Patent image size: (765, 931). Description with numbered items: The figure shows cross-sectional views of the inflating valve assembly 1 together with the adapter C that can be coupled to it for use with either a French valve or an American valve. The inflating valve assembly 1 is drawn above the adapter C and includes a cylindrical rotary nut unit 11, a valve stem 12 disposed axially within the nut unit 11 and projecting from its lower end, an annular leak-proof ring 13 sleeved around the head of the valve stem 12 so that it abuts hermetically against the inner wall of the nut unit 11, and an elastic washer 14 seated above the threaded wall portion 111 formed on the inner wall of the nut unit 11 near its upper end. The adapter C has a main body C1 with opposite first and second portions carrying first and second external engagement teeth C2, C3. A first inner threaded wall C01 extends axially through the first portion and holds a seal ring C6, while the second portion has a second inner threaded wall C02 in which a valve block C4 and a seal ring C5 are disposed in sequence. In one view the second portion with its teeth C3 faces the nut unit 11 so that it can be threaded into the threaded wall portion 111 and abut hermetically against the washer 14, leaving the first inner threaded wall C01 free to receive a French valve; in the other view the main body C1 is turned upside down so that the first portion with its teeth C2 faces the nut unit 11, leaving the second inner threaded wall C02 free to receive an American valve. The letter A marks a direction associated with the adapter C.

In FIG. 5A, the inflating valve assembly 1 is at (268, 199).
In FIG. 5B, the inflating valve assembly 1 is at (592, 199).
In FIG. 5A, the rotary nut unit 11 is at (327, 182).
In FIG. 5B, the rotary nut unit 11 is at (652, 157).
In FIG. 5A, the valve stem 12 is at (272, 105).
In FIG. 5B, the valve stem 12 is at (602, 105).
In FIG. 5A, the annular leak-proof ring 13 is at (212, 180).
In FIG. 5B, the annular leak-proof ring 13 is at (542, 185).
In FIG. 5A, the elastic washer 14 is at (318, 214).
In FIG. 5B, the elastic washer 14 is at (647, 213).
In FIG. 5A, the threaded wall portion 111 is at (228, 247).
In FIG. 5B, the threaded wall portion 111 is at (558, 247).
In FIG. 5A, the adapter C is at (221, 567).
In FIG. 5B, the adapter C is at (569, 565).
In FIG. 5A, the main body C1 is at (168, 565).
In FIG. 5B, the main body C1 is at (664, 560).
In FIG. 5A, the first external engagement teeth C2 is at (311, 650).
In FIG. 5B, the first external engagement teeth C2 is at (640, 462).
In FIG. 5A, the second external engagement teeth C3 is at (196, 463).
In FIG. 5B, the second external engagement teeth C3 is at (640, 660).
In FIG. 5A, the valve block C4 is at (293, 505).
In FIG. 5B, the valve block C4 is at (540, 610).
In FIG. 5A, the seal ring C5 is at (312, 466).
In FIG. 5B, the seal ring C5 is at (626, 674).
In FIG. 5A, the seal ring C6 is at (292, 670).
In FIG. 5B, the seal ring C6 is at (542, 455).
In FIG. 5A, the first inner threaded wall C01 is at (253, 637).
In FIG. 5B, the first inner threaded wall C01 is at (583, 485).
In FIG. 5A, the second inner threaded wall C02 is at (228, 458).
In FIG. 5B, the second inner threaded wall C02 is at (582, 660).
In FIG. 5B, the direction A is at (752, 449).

■ ■ ■

Exercise: Rewrite the listing from its start up to and including the line containing "In FIG. 5B, the inflating", replacing "cross-sectional views" with "sectional views" and keeping everything else the same. Give only those lines.

Expected answer:
Patent image size: (765, 931). Description with numbered items: The figure shows sectional views of the inflating valve assembly 1 together with the adapter C that can be coupled to it for use with either a French valve or an American valve. The inflating valve assembly 1 is drawn above the adapter C and includes a cylindrical rotary nut unit 11, a valve stem 12 disposed axially within the nut unit 11 and projecting from its lower end, an annular leak-proof ring 13 sleeved around the head of the valve stem 12 so that it abuts hermetically against the inner wall of the nut unit 11, and an elastic washer 14 seated above the threaded wall portion 111 formed on the inner wall of the nut unit 11 near its upper end. The adapter C has a main body C1 with opposite first and second portions carrying first and second external engagement teeth C2, C3. A first inner threaded wall C01 extends axially through the first portion and holds a seal ring C6, while the second portion has a second inner threaded wall C02 in which a valve block C4 and a seal ring C5 are disposed in sequence. In one view the second portion with its teeth C3 faces the nut unit 11 so that it can be threaded into the threaded wall portion 111 and abut hermetically against the washer 14, leaving the first inner threaded wall C01 free to receive a French valve; in the other view the main body C1 is turned upside down so that the first portion with its teeth C2 faces the nut unit 11, leaving the second inner threaded wall C02 free to receive an American valve. The letter A marks a direction associated with the adapter C.

In FIG. 5A, the inflating valve assembly 1 is at (268, 199).
In FIG. 5B, the inflating valve assembly 1 is at (592, 199).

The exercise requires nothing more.